**Task statement:** Send back the entries below exactly as they appear.

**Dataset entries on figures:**
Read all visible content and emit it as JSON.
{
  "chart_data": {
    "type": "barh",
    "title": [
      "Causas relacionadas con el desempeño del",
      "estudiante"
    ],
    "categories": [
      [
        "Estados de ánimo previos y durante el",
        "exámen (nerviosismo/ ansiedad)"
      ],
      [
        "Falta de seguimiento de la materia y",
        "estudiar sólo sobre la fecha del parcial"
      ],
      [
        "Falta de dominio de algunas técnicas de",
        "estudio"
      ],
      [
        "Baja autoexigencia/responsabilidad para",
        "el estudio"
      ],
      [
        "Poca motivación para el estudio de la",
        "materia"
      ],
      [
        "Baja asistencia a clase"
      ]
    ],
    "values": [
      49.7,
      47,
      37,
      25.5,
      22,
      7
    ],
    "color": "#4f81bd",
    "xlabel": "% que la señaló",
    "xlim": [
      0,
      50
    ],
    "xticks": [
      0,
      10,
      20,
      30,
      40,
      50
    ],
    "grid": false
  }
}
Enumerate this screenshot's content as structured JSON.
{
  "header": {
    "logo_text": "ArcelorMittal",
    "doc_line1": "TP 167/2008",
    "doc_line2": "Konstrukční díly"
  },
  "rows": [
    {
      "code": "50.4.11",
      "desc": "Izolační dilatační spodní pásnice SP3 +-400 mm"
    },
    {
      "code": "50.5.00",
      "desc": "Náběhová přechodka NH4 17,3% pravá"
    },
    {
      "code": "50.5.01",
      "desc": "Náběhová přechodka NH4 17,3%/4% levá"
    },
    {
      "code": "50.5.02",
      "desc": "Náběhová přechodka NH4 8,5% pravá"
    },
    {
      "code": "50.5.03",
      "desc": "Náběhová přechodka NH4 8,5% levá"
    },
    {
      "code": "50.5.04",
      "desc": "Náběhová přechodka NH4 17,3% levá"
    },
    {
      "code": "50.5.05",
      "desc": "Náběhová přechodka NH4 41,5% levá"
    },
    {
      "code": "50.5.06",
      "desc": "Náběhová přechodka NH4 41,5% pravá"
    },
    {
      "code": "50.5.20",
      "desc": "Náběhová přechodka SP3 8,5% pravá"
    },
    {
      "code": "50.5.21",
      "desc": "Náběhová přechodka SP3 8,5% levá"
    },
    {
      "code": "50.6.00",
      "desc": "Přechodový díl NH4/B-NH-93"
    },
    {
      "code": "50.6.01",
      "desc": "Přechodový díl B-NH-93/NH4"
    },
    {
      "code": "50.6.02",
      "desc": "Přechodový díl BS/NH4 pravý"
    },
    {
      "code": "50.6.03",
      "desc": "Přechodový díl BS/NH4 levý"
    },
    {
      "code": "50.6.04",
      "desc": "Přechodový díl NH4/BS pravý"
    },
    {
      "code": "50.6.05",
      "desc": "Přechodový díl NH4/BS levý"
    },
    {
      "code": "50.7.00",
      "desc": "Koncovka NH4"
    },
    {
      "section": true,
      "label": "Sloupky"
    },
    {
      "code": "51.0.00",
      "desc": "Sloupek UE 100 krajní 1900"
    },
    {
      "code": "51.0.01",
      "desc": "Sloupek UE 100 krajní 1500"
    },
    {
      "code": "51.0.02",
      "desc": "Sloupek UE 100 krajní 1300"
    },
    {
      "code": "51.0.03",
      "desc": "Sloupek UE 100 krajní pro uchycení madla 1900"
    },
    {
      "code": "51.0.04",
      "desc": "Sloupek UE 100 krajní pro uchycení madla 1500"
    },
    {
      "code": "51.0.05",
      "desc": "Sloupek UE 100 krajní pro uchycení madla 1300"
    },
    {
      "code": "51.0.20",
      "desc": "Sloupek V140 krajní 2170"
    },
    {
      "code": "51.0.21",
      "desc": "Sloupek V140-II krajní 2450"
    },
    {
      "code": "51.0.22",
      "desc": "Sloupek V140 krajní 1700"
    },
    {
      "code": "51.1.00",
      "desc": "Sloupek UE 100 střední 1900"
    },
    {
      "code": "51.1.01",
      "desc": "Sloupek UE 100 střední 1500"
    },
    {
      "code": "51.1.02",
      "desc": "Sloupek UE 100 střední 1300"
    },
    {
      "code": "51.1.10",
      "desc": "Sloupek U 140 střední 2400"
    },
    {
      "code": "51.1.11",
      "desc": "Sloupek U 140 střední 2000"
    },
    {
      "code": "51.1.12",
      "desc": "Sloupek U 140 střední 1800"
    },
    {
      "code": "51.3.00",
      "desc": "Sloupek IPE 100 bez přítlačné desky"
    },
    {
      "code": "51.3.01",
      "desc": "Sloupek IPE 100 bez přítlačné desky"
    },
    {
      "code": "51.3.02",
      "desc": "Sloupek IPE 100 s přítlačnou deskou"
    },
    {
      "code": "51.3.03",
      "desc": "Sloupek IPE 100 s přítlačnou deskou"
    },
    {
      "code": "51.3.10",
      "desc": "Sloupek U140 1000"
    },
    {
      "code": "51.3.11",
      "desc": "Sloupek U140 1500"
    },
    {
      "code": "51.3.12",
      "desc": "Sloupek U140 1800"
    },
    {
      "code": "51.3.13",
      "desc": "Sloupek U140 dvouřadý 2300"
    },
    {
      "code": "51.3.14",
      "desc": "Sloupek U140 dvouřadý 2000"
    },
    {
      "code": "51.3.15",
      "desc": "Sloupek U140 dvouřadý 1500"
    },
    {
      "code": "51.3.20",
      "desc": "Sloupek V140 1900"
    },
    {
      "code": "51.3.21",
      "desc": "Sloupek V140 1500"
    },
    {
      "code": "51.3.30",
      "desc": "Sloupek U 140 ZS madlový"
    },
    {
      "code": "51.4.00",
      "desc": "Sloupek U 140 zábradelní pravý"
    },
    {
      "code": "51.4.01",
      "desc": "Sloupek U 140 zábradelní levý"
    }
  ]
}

**Expected answer:**
Read all visible content and emit it as JSON.
{
  "chart_data": {
    "type": "barh",
    "title": [
      "Causas relacionadas con el desempeño del",
      "estudiante"
    ],
    "categories": [
      [
        "Estados de ánimo previos y durante el",
        "exámen (nerviosismo/ ansiedad)"
      ],
      [
        "Falta de seguimiento de la materia y",
        "estudiar sólo sobre la fecha del parcial"
      ],
      [
        "Falta de dominio de algunas técnicas de",
        "estudio"
      ],
      [
        "Baja autoexigencia/responsabilidad para",
        "el estudio"
      ],
      [
        "Poca motivación para el estudio de la",
        "materia"
      ],
      [
        "Baja asistencia a clase"
      ]
    ],
    "values": [
      49.7,
      47,
      37,
      25.5,
      22,
      7
    ],
    "color": "#4f81bd",
    "xlabel": "% que la señaló",
    "xlim": [
      0,
      50
    ],
    "xticks": [
      0,
      10,
      20,
      30,
      40,
      50
    ],
    "grid": false
  }
}
Enumerate this screenshot's content as structured JSON.
{
  "header": {
    "logo_text": "ArcelorMittal",
    "doc_line1": "TP 167/2008",
    "doc_line2": "Konstrukční díly"
  },
  "rows": [
    {
      "code": "50.4.11",
      "desc": "Izolační dilatační spodní pásnice SP3 +-400 mm"
    },
    {
      "code": "50.5.00",
      "desc": "Náběhová přechodka NH4 17,3% pravá"
    },
    {
      "code": "50.5.01",
      "desc": "Náběhová přechodka NH4 17,3%/4% levá"
    },
    {
      "code": "50.5.02",
      "desc": "Náběhová přechodka NH4 8,5% pravá"
    },
    {
      "code": "50.5.03",
      "desc": "Náběhová přechodka NH4 8,5% levá"
    },
    {
      "code": "50.5.04",
      "desc": "Náběhová přechodka NH4 17,3% levá"
    },
    {
      "code": "50.5.05",
      "desc": "Náběhová přechodka NH4 41,5% levá"
    },
    {
      "code": "50.5.06",
      "desc": "Náběhová přechodka NH4 41,5% pravá"
    },
    {
      "code": "50.5.20",
      "desc": "Náběhová přechodka SP3 8,5% pravá"
    },
    {
      "code": "50.5.21",
      "desc": "Náběhová přechodka SP3 8,5% levá"
    },
    {
      "code": "50.6.00",
      "desc": "Přechodový díl NH4/B-NH-93"
    },
    {
      "code": "50.6.01",
      "desc": "Přechodový díl B-NH-93/NH4"
    },
    {
      "code": "50.6.02",
      "desc": "Přechodový díl BS/NH4 pravý"
    },
    {
      "code": "50.6.03",
      "desc": "Přechodový díl BS/NH4 levý"
    },
    {
      "code": "50.6.04",
      "desc": "Přechodový díl NH4/BS pravý"
    },
    {
      "code": "50.6.05",
      "desc": "Přechodový díl NH4/BS levý"
    },
    {
      "code": "50.7.00",
      "desc": "Koncovka NH4"
    },
    {
      "section": true,
      "label": "Sloupky"
    },
    {
      "code": "51.0.00",
      "desc": "Sloupek UE 100 krajní 1900"
    },
    {
      "code": "51.0.01",
      "desc": "Sloupek UE 100 krajní 1500"
    },
    {
      "code": "51.0.02",
      "desc": "Sloupek UE 100 krajní 1300"
    },
    {
      "code": "51.0.03",
      "desc": "Sloupek UE 100 krajní pro uchycení madla 1900"
    },
    {
      "code": "51.0.04",
      "desc": "Sloupek UE 100 krajní pro uchycení madla 1500"
    },
    {
      "code": "51.0.05",
      "desc": "Sloupek UE 100 krajní pro uchycení madla 1300"
    },
    {
      "code": "51.0.20",
      "desc": "Sloupek V140 krajní 2170"
    },
    {
      "code": "51.0.21",
      "desc": "Sloupek V140-II krajní 2450"
    },
    {
      "code": "51.0.22",
      "desc": "Sloupek V140 krajní 1700"
    },
    {
      "code": "51.1.00",
      "desc": "Sloupek UE 100 střední 1900"
    },
    {
      "code": "51.1.01",
      "desc": "Sloupek UE 100 střední 1500"
    },
    {
      "code": "51.1.02",
      "desc": "Sloupek UE 100 střední 1300"
    },
    {
      "code": "51.1.10",
      "desc": "Sloupek U 140 střední 2400"
    },
    {
      "code": "51.1.11",
      "desc": "Sloupek U 140 střední 2000"
    },
    {
      "code": "51.1.12",
      "desc": "Sloupek U 140 střední 1800"
    },
    {
      "code": "51.3.00",
      "desc": "Sloupek IPE 100 bez přítlačné desky"
    },
    {
      "code": "51.3.01",
      "desc": "Sloupek IPE 100 bez přítlačné desky"
    },
    {
      "code": "51.3.02",
      "desc": "Sloupek IPE 100 s přítlačnou deskou"
    },
    {
      "code": "51.3.03",
      "desc": "Sloupek IPE 100 s přítlačnou deskou"
    },
    {
      "code": "51.3.10",
      "desc": "Sloupek U140 1000"
    },
    {
      "code": "51.3.11",
      "desc": "Sloupek U140 1500"
    },
    {
      "code": "51.3.12",
      "desc": "Sloupek U140 1800"
    },
    {
      "code": "51.3.13",
      "desc": "Sloupek U140 dvouřadý 2300"
    },
    {
      "code": "51.3.14",
      "desc": "Sloupek U140 dvouřadý 2000"
    },
    {
      "code": "51.3.15",
      "desc": "Sloupek U140 dvouřadý 1500"
    },
    {
      "code": "51.3.20",
      "desc": "Sloupek V140 1900"
    },
    {
      "code": "51.3.21",
      "desc": "Sloupek V140 1500"
    },
    {
      "code": "51.3.30",
      "desc": "Sloupek U 140 ZS madlový"
    },
    {
      "code": "51.4.00",
      "desc": "Sloupek U 140 zábradelní pravý"
    },
    {
      "code": "51.4.01",
      "desc": "Sloupek U 140 zábradelní levý"
    }
  ]
}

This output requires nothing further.